→ JOB: Every entry should be repeated exactly. Omit the pictures.
─── SUPPLIED INFORMATION
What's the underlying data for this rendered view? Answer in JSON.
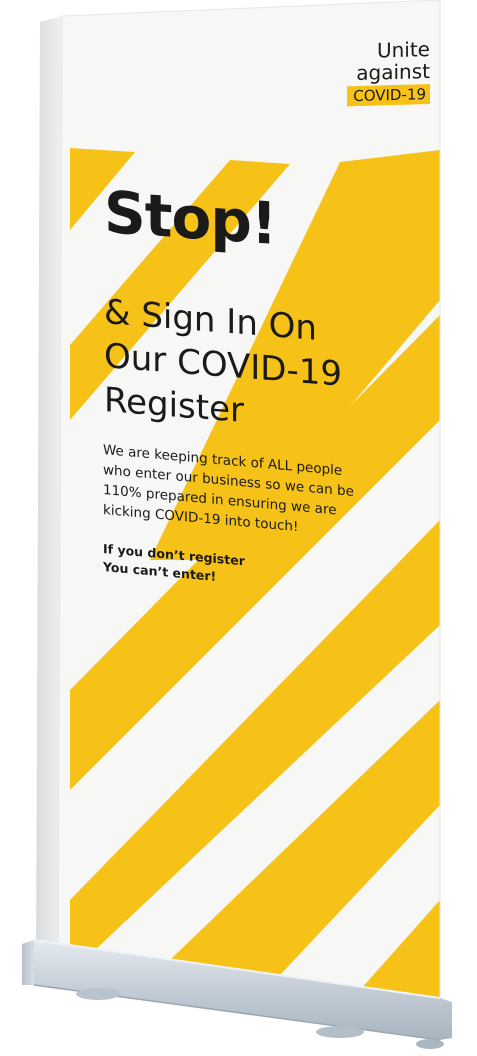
{
  "banner": {
    "brand": {
      "line1": "Unite",
      "line2": "against",
      "tag": "COVID-19"
    },
    "headline": "Stop!",
    "subheading": [
      "& Sign In On",
      "Our COVID-19",
      "Register"
    ],
    "body": [
      "We are keeping track of ALL people",
      "who enter our business so we can be",
      "110% prepared in ensuring we are",
      "kicking COVID-19 into touch!"
    ],
    "warning": [
      "If you don’t register",
      "You can’t enter!"
    ]
  },
  "colors": {
    "accent_yellow": "#f7c218",
    "banner_white": "#f7f7f6",
    "text_dark": "#1a1a1a",
    "stand_metal": "#c9d3dc"
  }
}
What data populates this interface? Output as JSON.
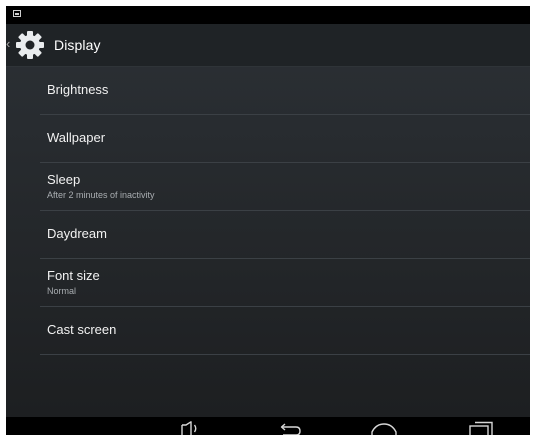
──────
→ RESPONSE TO THIS EXERCISE:
What's the underlying data for this rendered view? Answer in JSON.
{
  "banner": {
    "brand": {
      "line1": "Unite",
      "line2": "against",
      "tag": "COVID-19"
    },
    "headline": "Stop!",
    "subheading": [
      "& Sign In On",
      "Our COVID-19",
      "Register"
    ],
    "body": [
      "We are keeping track of ALL people",
      "who enter our business so we can be",
      "110% prepared in ensuring we are",
      "kicking COVID-19 into touch!"
    ],
    "warning": [
      "If you don’t register",
      "You can’t enter!"
    ]
  },
  "colors": {
    "accent_yellow": "#f7c218",
    "banner_white": "#f7f7f6",
    "text_dark": "#1a1a1a",
    "stand_metal": "#c9d3dc"
  }
}
What data populates this interface? Output as JSON.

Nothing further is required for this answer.